TASK
Your task is to extract every entry that follows word for word while excluding the pictures.

— start of DATA FOR THIS TASK —

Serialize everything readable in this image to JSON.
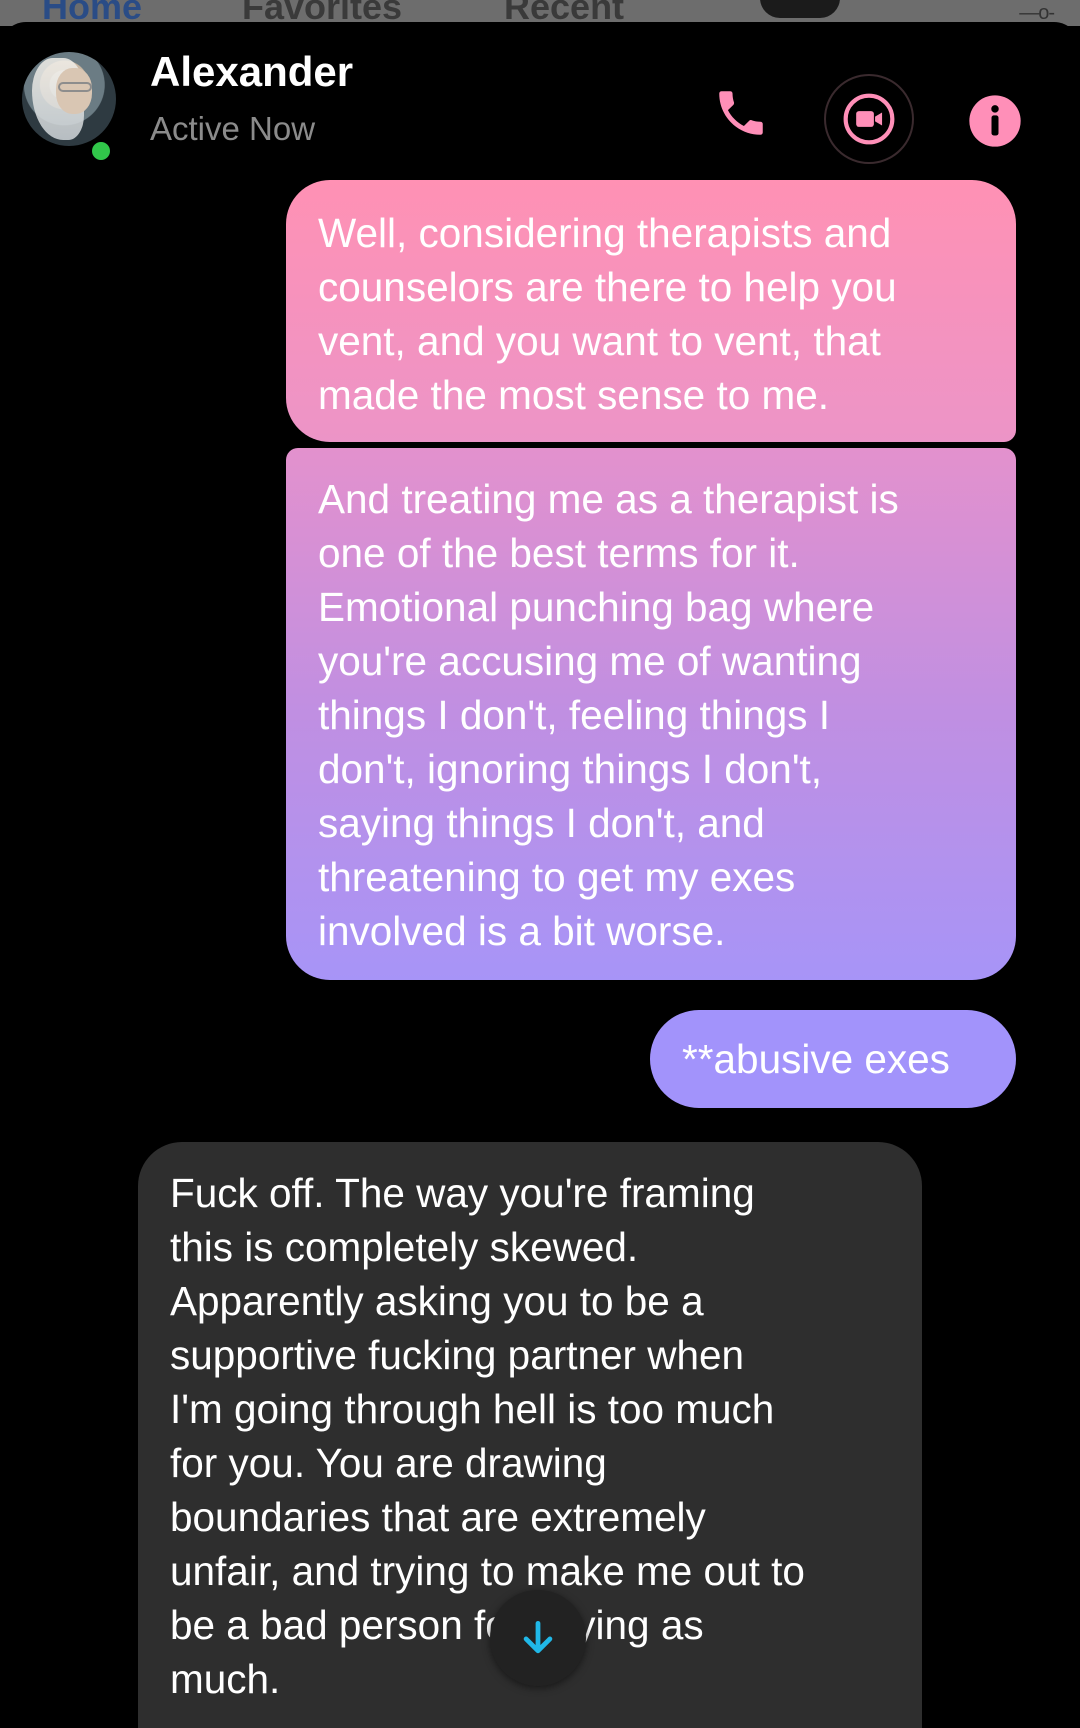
{
  "background_tabs": [
    "Home",
    "Favorites",
    "Recent"
  ],
  "header": {
    "contact_name": "Alexander",
    "status": "Active Now",
    "online": true,
    "icons": [
      "phone-icon",
      "video-camera-icon",
      "info-icon"
    ],
    "accent_color": "#ff8fb8"
  },
  "messages": [
    {
      "sender": "me",
      "lines": [
        "Well, considering therapists and",
        "counselors are there to help you",
        "vent, and you want to vent, that",
        "made the most sense to me."
      ]
    },
    {
      "sender": "me",
      "lines": [
        "And treating me as a therapist is",
        "one of the best terms for it.",
        "Emotional punching bag where",
        "you're accusing me of wanting",
        "things I don't, feeling things I",
        "don't, ignoring things I don't,",
        "saying things I don't, and",
        "threatening to get my exes",
        "involved is a bit worse."
      ]
    },
    {
      "sender": "me",
      "lines": [
        "**abusive exes"
      ]
    },
    {
      "sender": "Alexander",
      "lines": [
        "Fuck off. The way you're framing",
        "this is completely skewed.",
        "Apparently asking you to be a",
        "supportive fucking partner when",
        "I'm going through hell is too much",
        "for you. You are drawing",
        "boundaries that are extremely",
        "unfair, and trying to make me out to",
        "be a bad person for saying as",
        "much."
      ]
    }
  ],
  "colors": {
    "sent_gradient_top": "#ff91b4",
    "sent_gradient_bottom": "#a794f7",
    "received_bubble": "#2e2e2e",
    "online_dot": "#31c74a",
    "scroll_arrow": "#20b8e8"
  },
  "scroll_button_icon": "arrow-down-icon"
}
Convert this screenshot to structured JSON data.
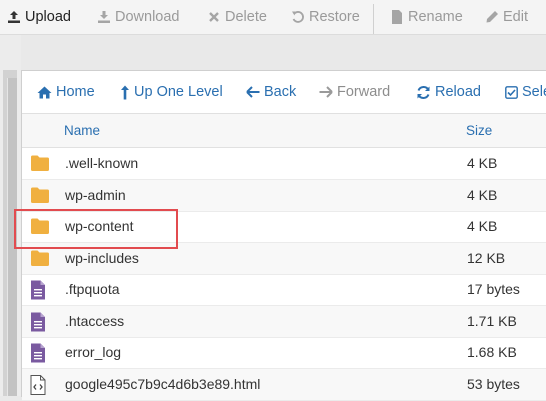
{
  "toolbar": {
    "upload": "Upload",
    "download": "Download",
    "delete": "Delete",
    "restore": "Restore",
    "rename": "Rename",
    "edit": "Edit"
  },
  "nav": {
    "home": "Home",
    "up_one_level": "Up One Level",
    "back": "Back",
    "forward": "Forward",
    "reload": "Reload",
    "select_all": "Sele"
  },
  "table": {
    "headers": {
      "name": "Name",
      "size": "Size"
    },
    "rows": [
      {
        "name": ".well-known",
        "size": "4 KB",
        "icon": "folder-icon"
      },
      {
        "name": "wp-admin",
        "size": "4 KB",
        "icon": "folder-icon"
      },
      {
        "name": "wp-content",
        "size": "4 KB",
        "icon": "folder-icon"
      },
      {
        "name": "wp-includes",
        "size": "12 KB",
        "icon": "folder-icon"
      },
      {
        "name": ".ftpquota",
        "size": "17 bytes",
        "icon": "text-file-icon"
      },
      {
        "name": ".htaccess",
        "size": "1.71 KB",
        "icon": "text-file-icon"
      },
      {
        "name": "error_log",
        "size": "1.68 KB",
        "icon": "text-file-icon"
      },
      {
        "name": "google495c7b9c4d6b3e89.html",
        "size": "53 bytes",
        "icon": "html-file-icon"
      }
    ]
  },
  "colors": {
    "link_blue": "#2a6fb0",
    "folder": "#f0b040",
    "file": "#7a5aa0",
    "highlight": "#e24b4f"
  }
}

— end of DATA FOR THIS TASK —

EXERCISE RESULT
Serialize everything readable in this image to JSON.
{
  "background_tabs": [
    "Home",
    "Favorites",
    "Recent"
  ],
  "header": {
    "contact_name": "Alexander",
    "status": "Active Now",
    "online": true,
    "icons": [
      "phone-icon",
      "video-camera-icon",
      "info-icon"
    ],
    "accent_color": "#ff8fb8"
  },
  "messages": [
    {
      "sender": "me",
      "lines": [
        "Well, considering therapists and",
        "counselors are there to help you",
        "vent, and you want to vent, that",
        "made the most sense to me."
      ]
    },
    {
      "sender": "me",
      "lines": [
        "And treating me as a therapist is",
        "one of the best terms for it.",
        "Emotional punching bag where",
        "you're accusing me of wanting",
        "things I don't, feeling things I",
        "don't, ignoring things I don't,",
        "saying things I don't, and",
        "threatening to get my exes",
        "involved is a bit worse."
      ]
    },
    {
      "sender": "me",
      "lines": [
        "**abusive exes"
      ]
    },
    {
      "sender": "Alexander",
      "lines": [
        "Fuck off. The way you're framing",
        "this is completely skewed.",
        "Apparently asking you to be a",
        "supportive fucking partner when",
        "I'm going through hell is too much",
        "for you. You are drawing",
        "boundaries that are extremely",
        "unfair, and trying to make me out to",
        "be a bad person for saying as",
        "much."
      ]
    }
  ],
  "colors": {
    "sent_gradient_top": "#ff91b4",
    "sent_gradient_bottom": "#a794f7",
    "received_bubble": "#2e2e2e",
    "online_dot": "#31c74a",
    "scroll_arrow": "#20b8e8"
  },
  "scroll_button_icon": "arrow-down-icon"
}
Convert this screenshot to structured JSON data.
{
  "toolbar": {
    "upload": "Upload",
    "download": "Download",
    "delete": "Delete",
    "restore": "Restore",
    "rename": "Rename",
    "edit": "Edit"
  },
  "nav": {
    "home": "Home",
    "up_one_level": "Up One Level",
    "back": "Back",
    "forward": "Forward",
    "reload": "Reload",
    "select_all": "Sele"
  },
  "table": {
    "headers": {
      "name": "Name",
      "size": "Size"
    },
    "rows": [
      {
        "name": ".well-known",
        "size": "4 KB",
        "icon": "folder-icon"
      },
      {
        "name": "wp-admin",
        "size": "4 KB",
        "icon": "folder-icon"
      },
      {
        "name": "wp-content",
        "size": "4 KB",
        "icon": "folder-icon"
      },
      {
        "name": "wp-includes",
        "size": "12 KB",
        "icon": "folder-icon"
      },
      {
        "name": ".ftpquota",
        "size": "17 bytes",
        "icon": "text-file-icon"
      },
      {
        "name": ".htaccess",
        "size": "1.71 KB",
        "icon": "text-file-icon"
      },
      {
        "name": "error_log",
        "size": "1.68 KB",
        "icon": "text-file-icon"
      },
      {
        "name": "google495c7b9c4d6b3e89.html",
        "size": "53 bytes",
        "icon": "html-file-icon"
      }
    ]
  },
  "colors": {
    "link_blue": "#2a6fb0",
    "folder": "#f0b040",
    "file": "#7a5aa0",
    "highlight": "#e24b4f"
  }
}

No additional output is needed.